▼▼▼
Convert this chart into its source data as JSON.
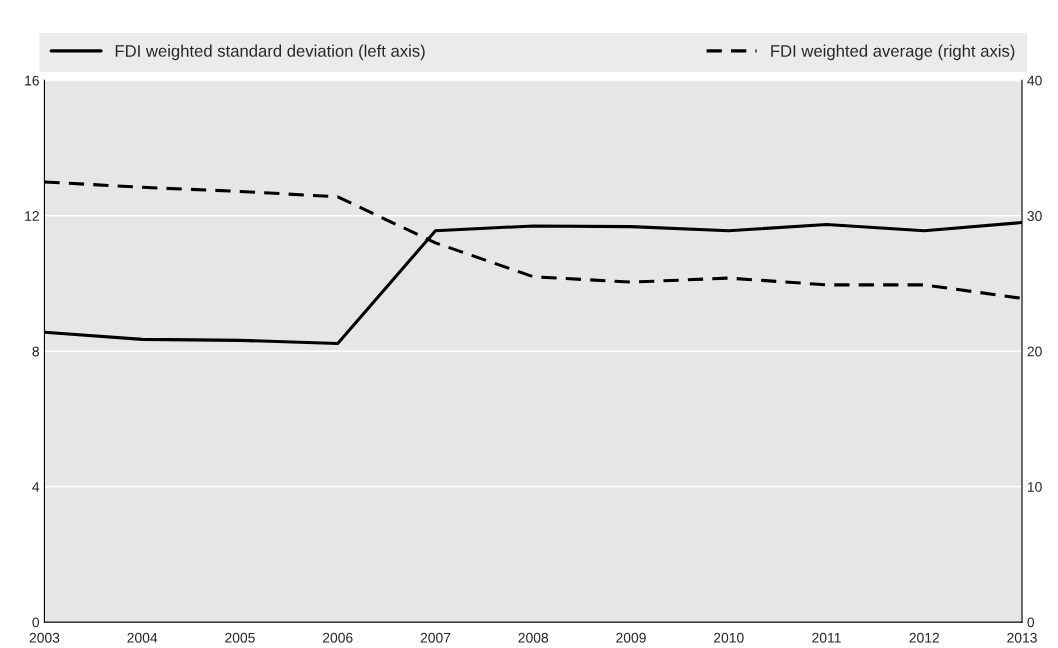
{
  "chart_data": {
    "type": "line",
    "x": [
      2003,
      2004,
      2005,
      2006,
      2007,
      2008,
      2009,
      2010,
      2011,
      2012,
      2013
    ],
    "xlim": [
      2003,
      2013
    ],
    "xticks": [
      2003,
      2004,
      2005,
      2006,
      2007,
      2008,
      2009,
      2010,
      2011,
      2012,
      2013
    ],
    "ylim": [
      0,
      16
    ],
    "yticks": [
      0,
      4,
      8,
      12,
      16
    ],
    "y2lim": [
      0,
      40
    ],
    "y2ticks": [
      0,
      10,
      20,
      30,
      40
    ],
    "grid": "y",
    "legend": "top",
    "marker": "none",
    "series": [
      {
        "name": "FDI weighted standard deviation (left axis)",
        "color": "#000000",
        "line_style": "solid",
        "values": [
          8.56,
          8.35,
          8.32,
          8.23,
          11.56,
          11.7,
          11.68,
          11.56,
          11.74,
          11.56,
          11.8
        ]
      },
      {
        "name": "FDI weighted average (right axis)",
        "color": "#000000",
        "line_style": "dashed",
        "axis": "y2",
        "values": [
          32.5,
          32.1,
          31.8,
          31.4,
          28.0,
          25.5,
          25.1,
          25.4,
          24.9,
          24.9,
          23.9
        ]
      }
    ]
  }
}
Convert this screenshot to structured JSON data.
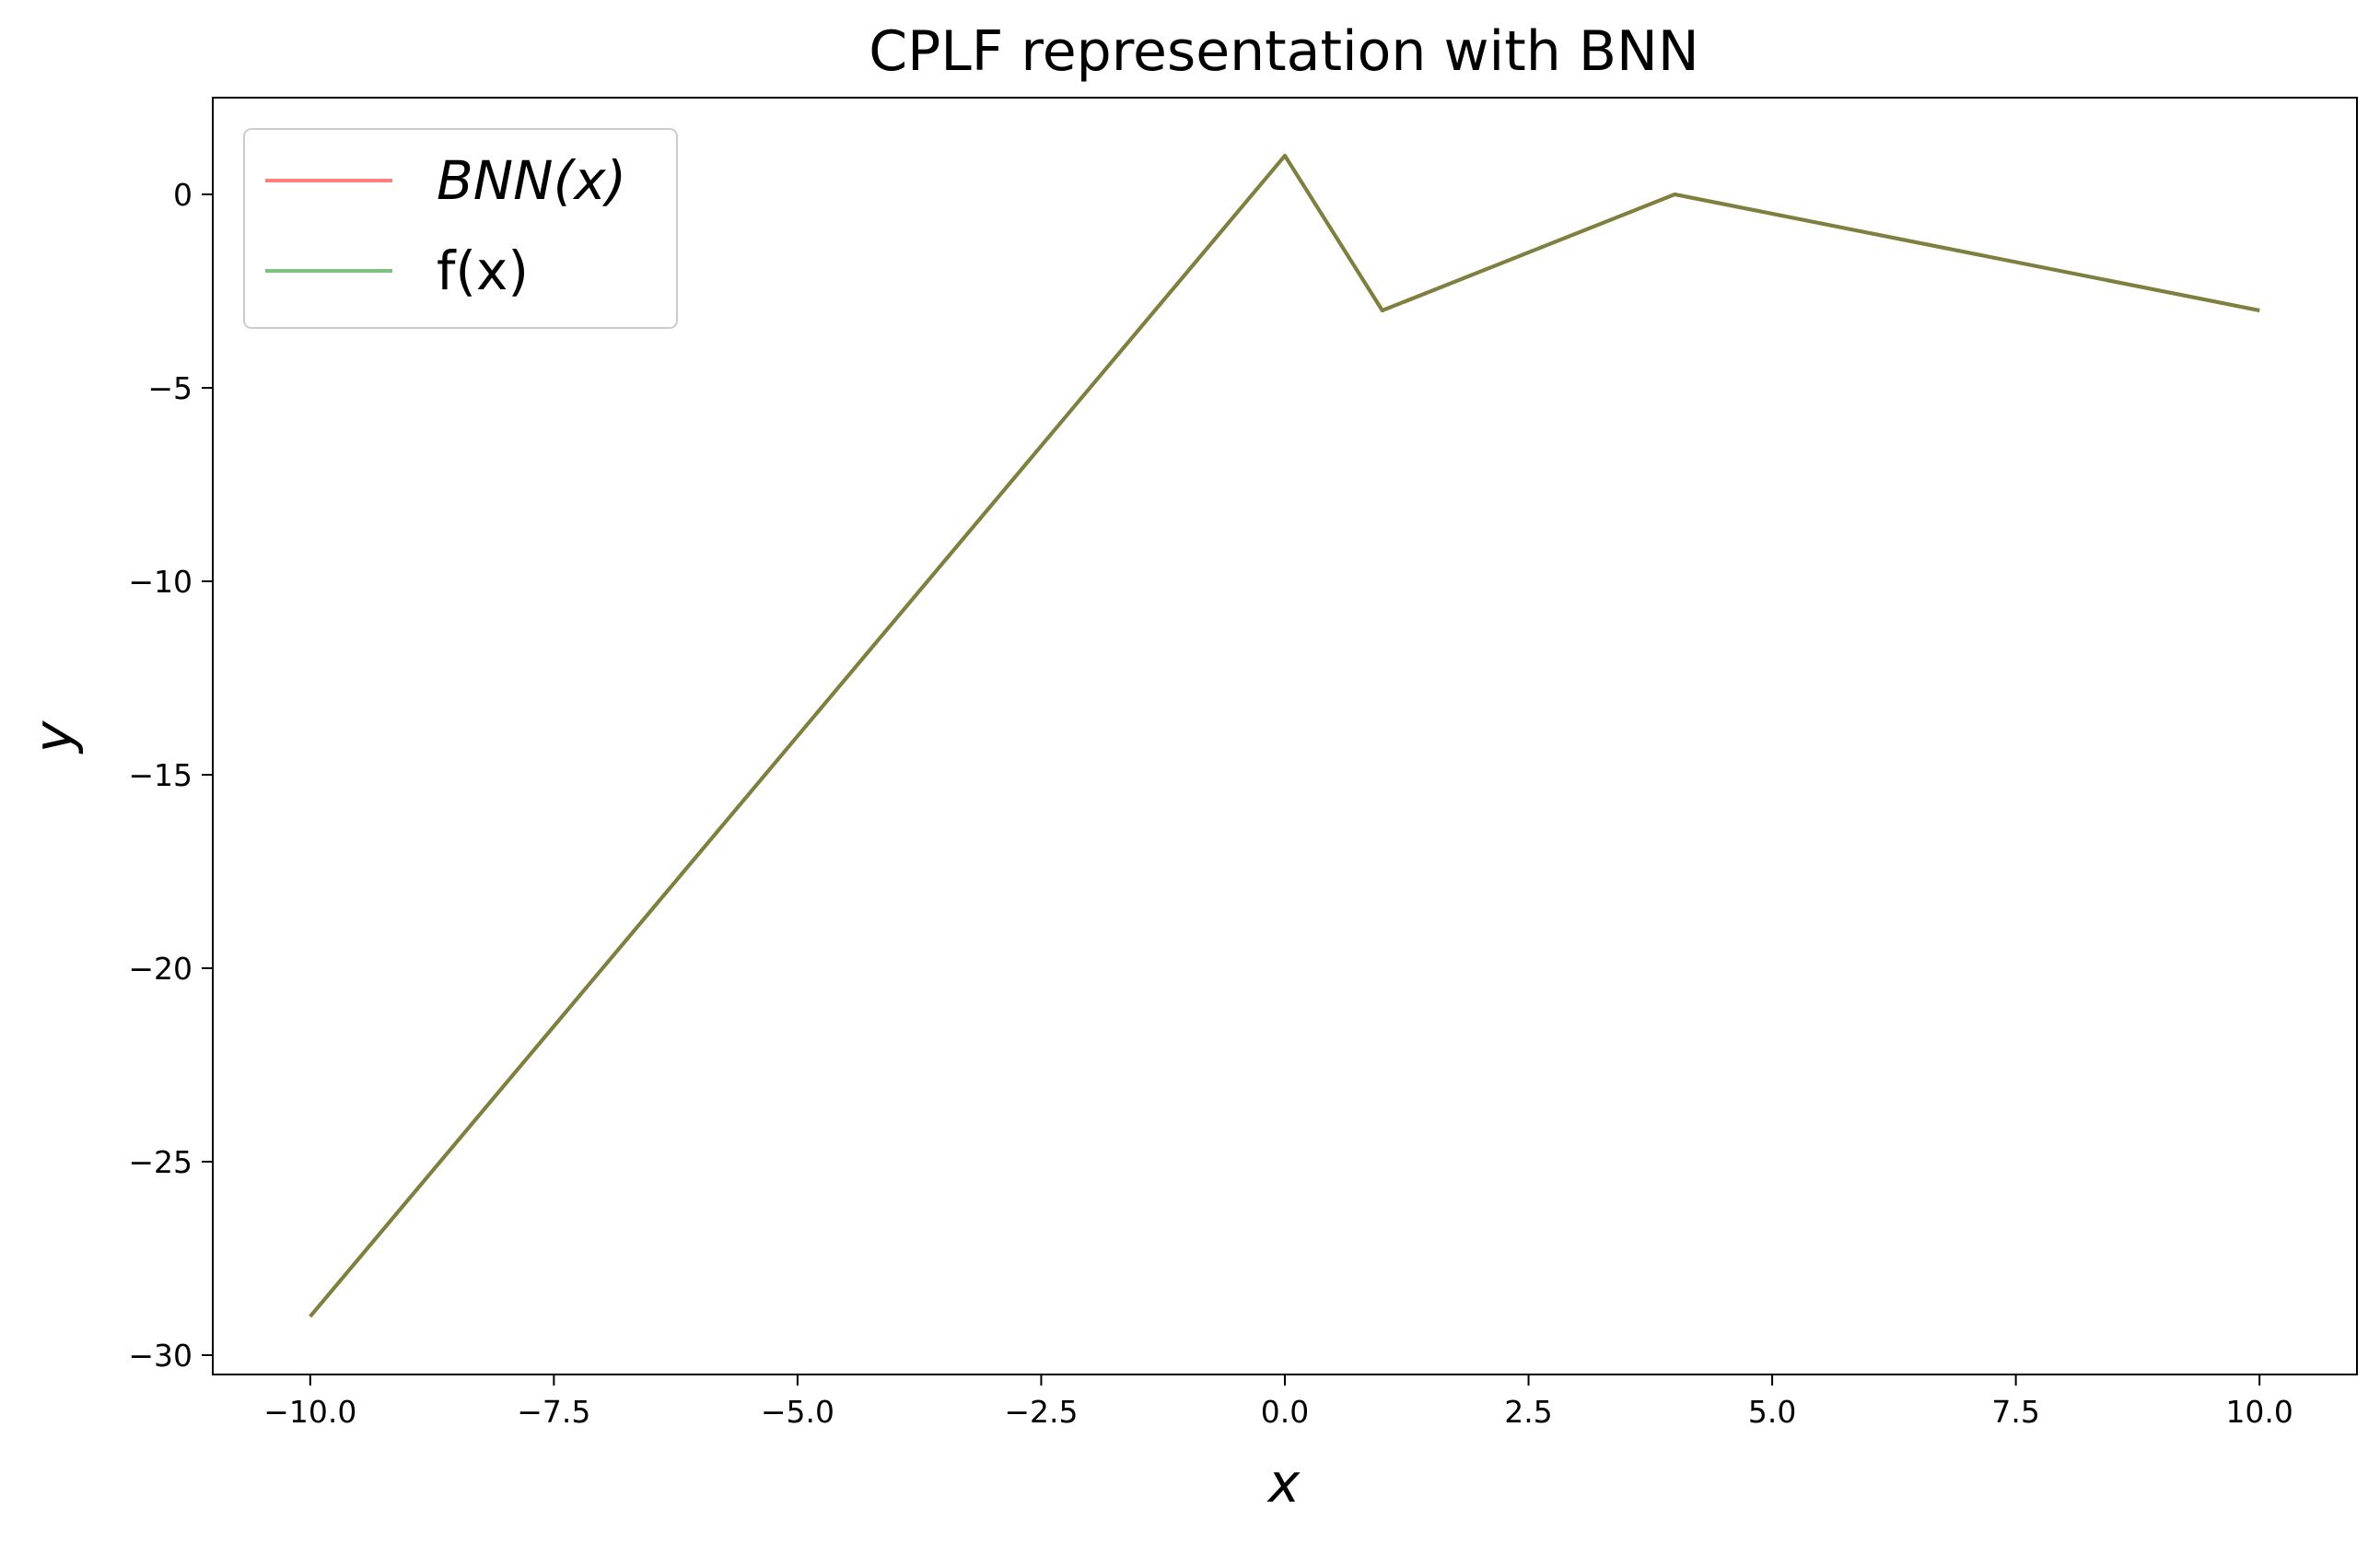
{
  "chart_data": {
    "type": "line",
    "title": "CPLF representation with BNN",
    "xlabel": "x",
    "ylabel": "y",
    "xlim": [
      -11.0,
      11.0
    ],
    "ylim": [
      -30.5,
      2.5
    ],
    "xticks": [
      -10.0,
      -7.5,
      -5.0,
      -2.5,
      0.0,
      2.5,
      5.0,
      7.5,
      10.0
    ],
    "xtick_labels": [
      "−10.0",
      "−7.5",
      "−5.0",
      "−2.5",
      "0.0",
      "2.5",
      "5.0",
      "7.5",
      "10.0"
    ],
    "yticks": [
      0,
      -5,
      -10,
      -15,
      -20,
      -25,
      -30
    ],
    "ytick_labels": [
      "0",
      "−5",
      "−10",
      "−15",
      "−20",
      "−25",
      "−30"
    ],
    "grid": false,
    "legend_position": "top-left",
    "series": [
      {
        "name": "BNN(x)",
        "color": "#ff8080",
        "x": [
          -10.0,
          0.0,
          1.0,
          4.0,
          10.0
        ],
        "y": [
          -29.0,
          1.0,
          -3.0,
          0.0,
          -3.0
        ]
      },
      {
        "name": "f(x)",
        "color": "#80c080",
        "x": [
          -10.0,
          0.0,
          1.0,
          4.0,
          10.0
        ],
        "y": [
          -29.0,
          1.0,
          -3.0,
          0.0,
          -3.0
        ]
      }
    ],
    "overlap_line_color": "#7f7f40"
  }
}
▲▲▲
▼▼▼
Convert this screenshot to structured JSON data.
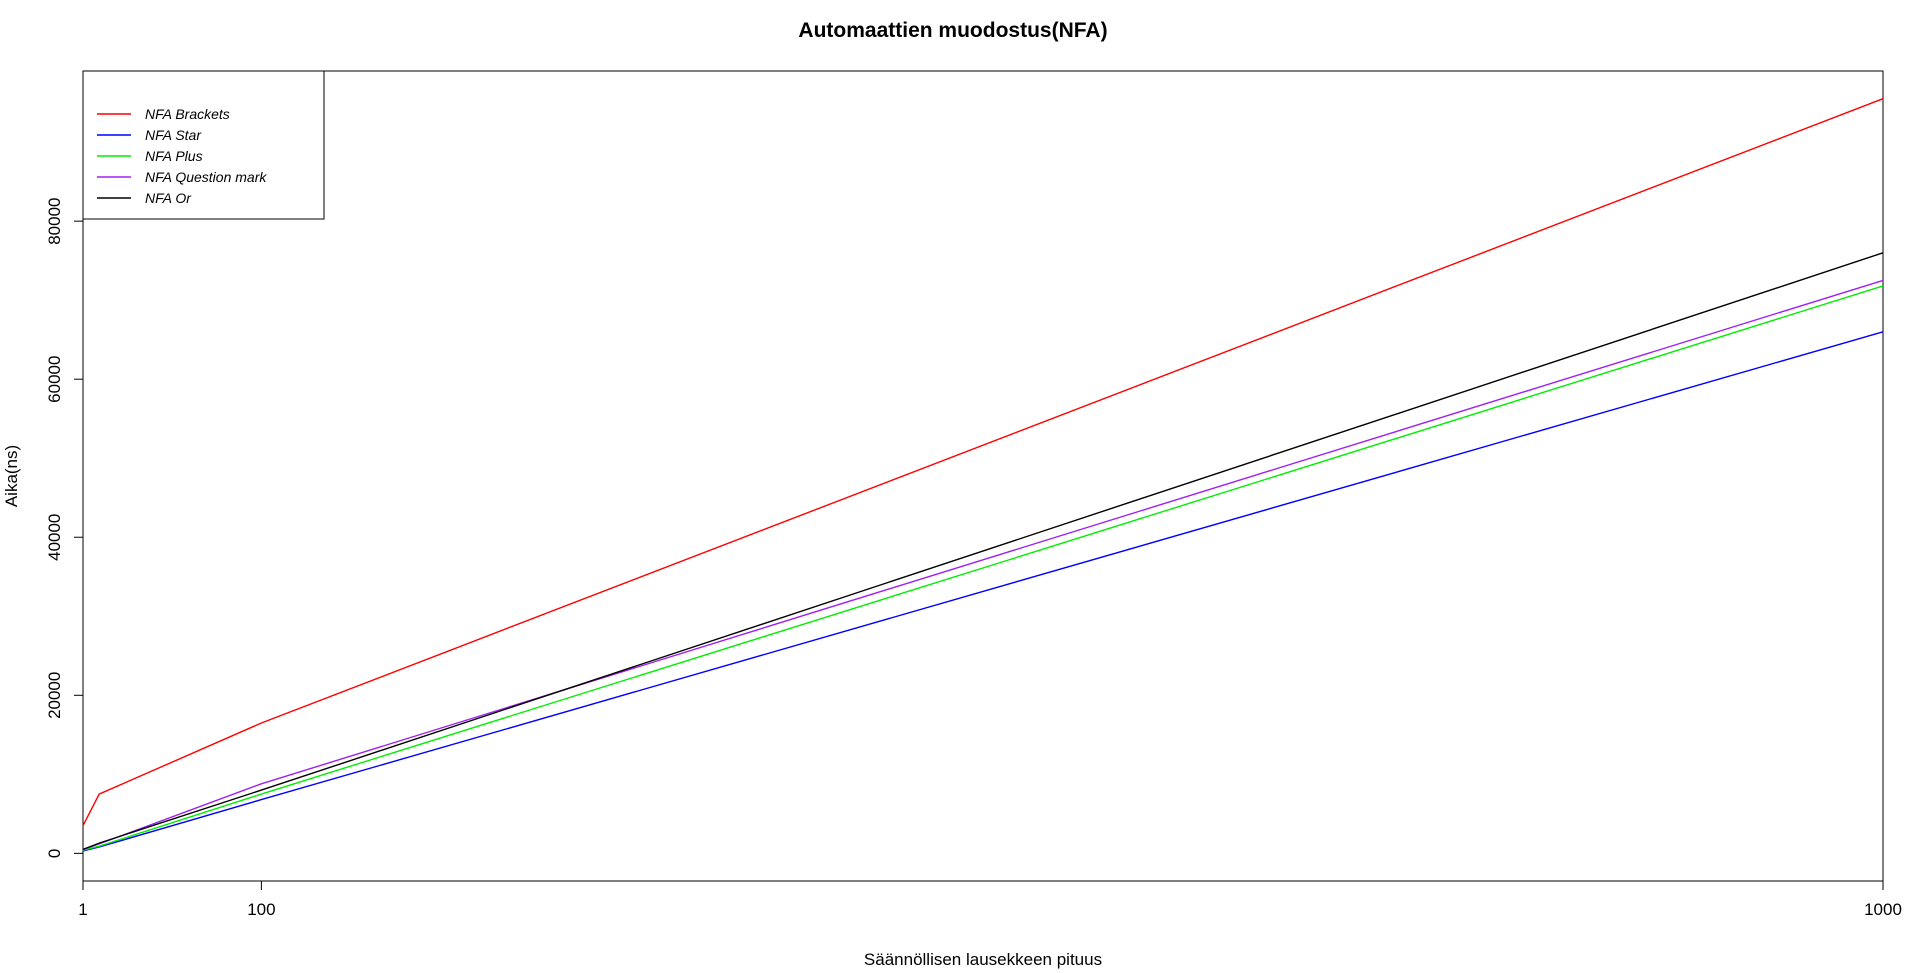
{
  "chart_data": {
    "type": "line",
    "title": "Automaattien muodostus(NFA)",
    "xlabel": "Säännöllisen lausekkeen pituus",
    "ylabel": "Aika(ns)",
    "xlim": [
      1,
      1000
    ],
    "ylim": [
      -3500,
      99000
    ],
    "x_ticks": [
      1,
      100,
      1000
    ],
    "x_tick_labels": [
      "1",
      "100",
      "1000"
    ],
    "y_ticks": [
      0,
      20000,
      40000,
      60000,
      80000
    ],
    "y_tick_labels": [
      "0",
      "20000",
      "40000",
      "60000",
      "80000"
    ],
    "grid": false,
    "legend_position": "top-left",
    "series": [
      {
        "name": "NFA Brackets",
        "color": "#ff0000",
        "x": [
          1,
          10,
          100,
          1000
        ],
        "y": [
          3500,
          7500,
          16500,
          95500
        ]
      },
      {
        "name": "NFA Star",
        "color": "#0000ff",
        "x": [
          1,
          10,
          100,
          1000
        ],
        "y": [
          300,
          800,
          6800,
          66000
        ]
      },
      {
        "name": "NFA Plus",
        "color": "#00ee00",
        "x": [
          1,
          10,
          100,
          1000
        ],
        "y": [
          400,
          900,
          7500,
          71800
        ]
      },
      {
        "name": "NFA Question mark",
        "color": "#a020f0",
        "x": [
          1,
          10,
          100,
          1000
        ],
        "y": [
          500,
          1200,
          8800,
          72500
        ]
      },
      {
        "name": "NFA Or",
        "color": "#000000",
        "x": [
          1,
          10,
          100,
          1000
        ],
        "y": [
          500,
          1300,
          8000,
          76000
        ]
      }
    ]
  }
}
▲▲▲
From the listing above, copy every line that holds the string "axis".

◆ Task response:
        "name": "FDI weighted standard deviation (left axis)",
        "name": "FDI weighted average (right axis)",
        "axis": "y2",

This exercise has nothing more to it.